* Begin Record extracts *

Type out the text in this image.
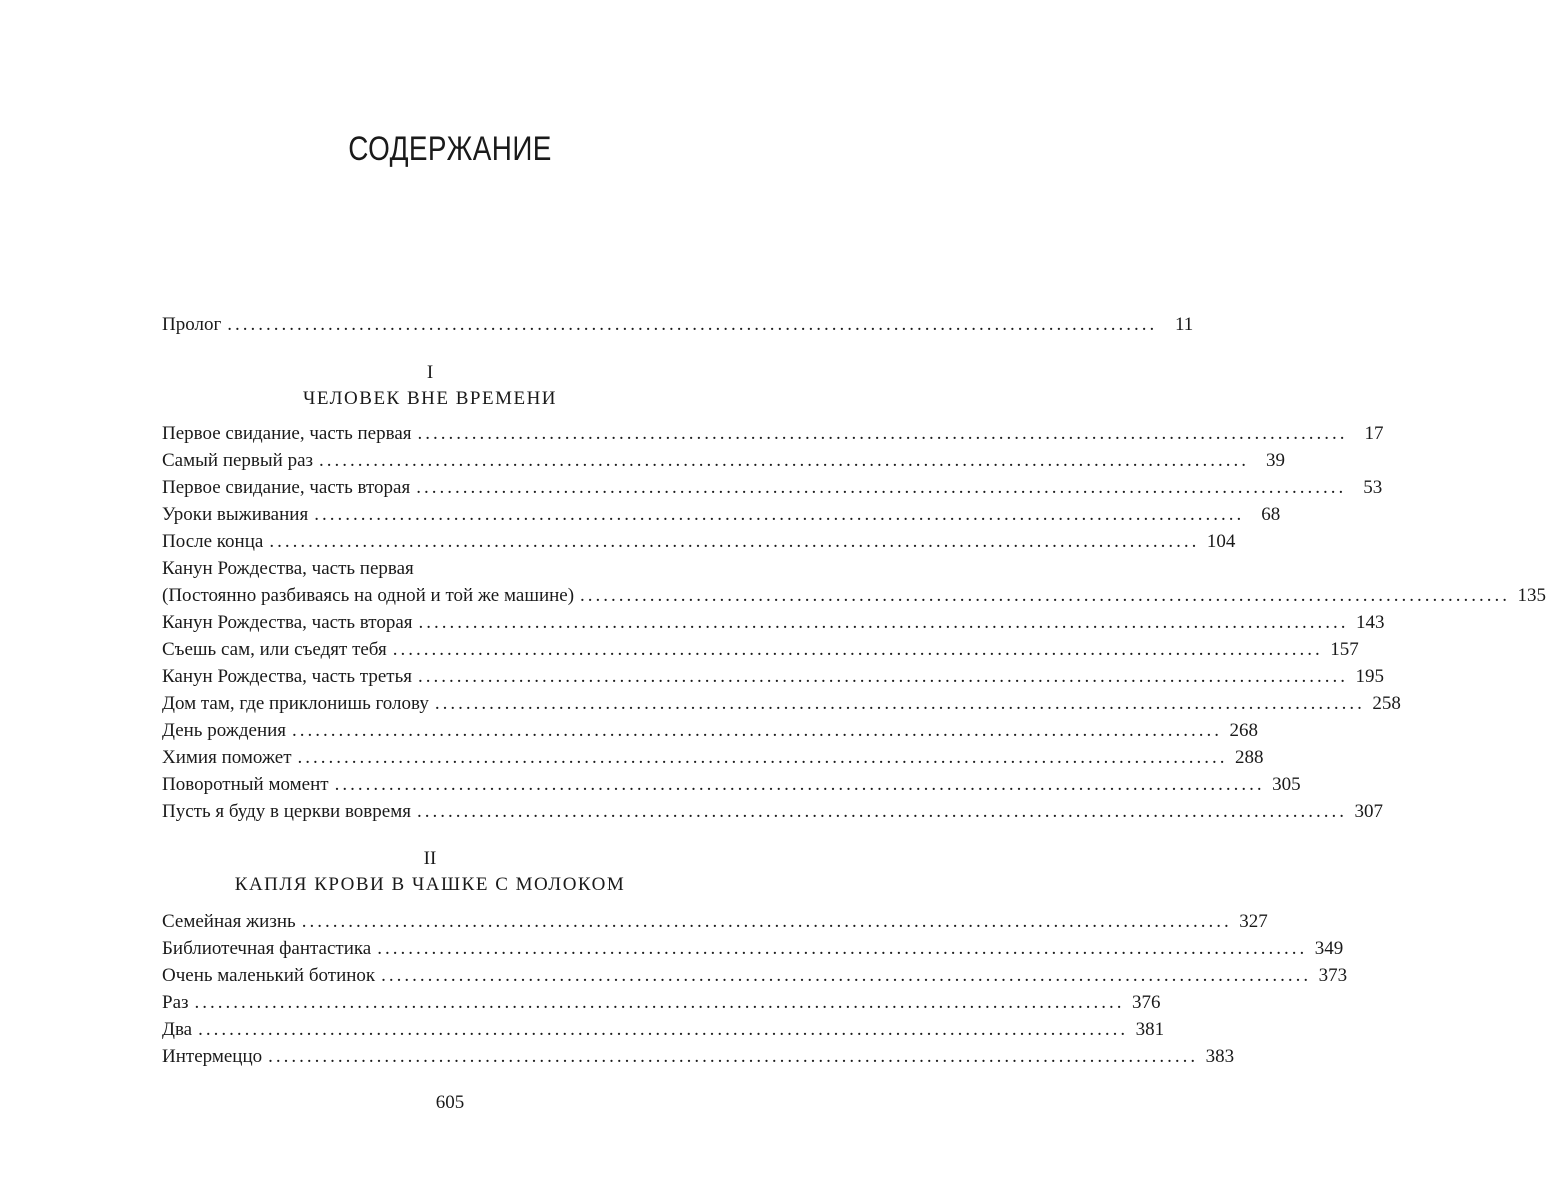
СОДЕРЖАНИЕ
Пролог ........................................................................................................................ 11
I
ЧЕЛОВЕК ВНЕ ВРЕМЕНИ
Первое свидание, часть первая ........................................................................................................................ 17
Самый первый раз ........................................................................................................................ 39
Первое свидание, часть вторая ........................................................................................................................ 53
Уроки выживания ........................................................................................................................ 68
После конца ........................................................................................................................ 104
Канун Рождества, часть первая
(Постоянно разбиваясь на одной и той же машине) ........................................................................................................................ 135
Канун Рождества, часть вторая ........................................................................................................................ 143
Съешь сам, или съедят тебя ........................................................................................................................ 157
Канун Рождества, часть третья ........................................................................................................................ 195
Дом там, где приклонишь голову ........................................................................................................................ 258
День рождения ........................................................................................................................ 268
Химия поможет ........................................................................................................................ 288
Поворотный момент ........................................................................................................................ 305
Пусть я буду в церкви вовремя ........................................................................................................................ 307
II
КАПЛЯ КРОВИ В ЧАШКЕ С МОЛОКОМ
Семейная жизнь ........................................................................................................................ 327
Библиотечная фантастика ........................................................................................................................ 349
Очень маленький ботинок ........................................................................................................................ 373
Раз ........................................................................................................................ 376
Два ........................................................................................................................ 381
Интермеццо ........................................................................................................................ 383
605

* End Record extracts *

_What is required:_
Repeat each entry exactly as given; no pictures belong in the copy.

_Result:_
Type out the text in this image.
СОДЕРЖАНИЕ
Пролог ........................................................................................................................ 11
I
ЧЕЛОВЕК ВНЕ ВРЕМЕНИ
Первое свидание, часть первая ........................................................................................................................ 17
Самый первый раз ........................................................................................................................ 39
Первое свидание, часть вторая ........................................................................................................................ 53
Уроки выживания ........................................................................................................................ 68
После конца ........................................................................................................................ 104
Канун Рождества, часть первая
(Постоянно разбиваясь на одной и той же машине) ........................................................................................................................ 135
Канун Рождества, часть вторая ........................................................................................................................ 143
Съешь сам, или съедят тебя ........................................................................................................................ 157
Канун Рождества, часть третья ........................................................................................................................ 195
Дом там, где приклонишь голову ........................................................................................................................ 258
День рождения ........................................................................................................................ 268
Химия поможет ........................................................................................................................ 288
Поворотный момент ........................................................................................................................ 305
Пусть я буду в церкви вовремя ........................................................................................................................ 307
II
КАПЛЯ КРОВИ В ЧАШКЕ С МОЛОКОМ
Семейная жизнь ........................................................................................................................ 327
Библиотечная фантастика ........................................................................................................................ 349
Очень маленький ботинок ........................................................................................................................ 373
Раз ........................................................................................................................ 376
Два ........................................................................................................................ 381
Интермеццо ........................................................................................................................ 383
605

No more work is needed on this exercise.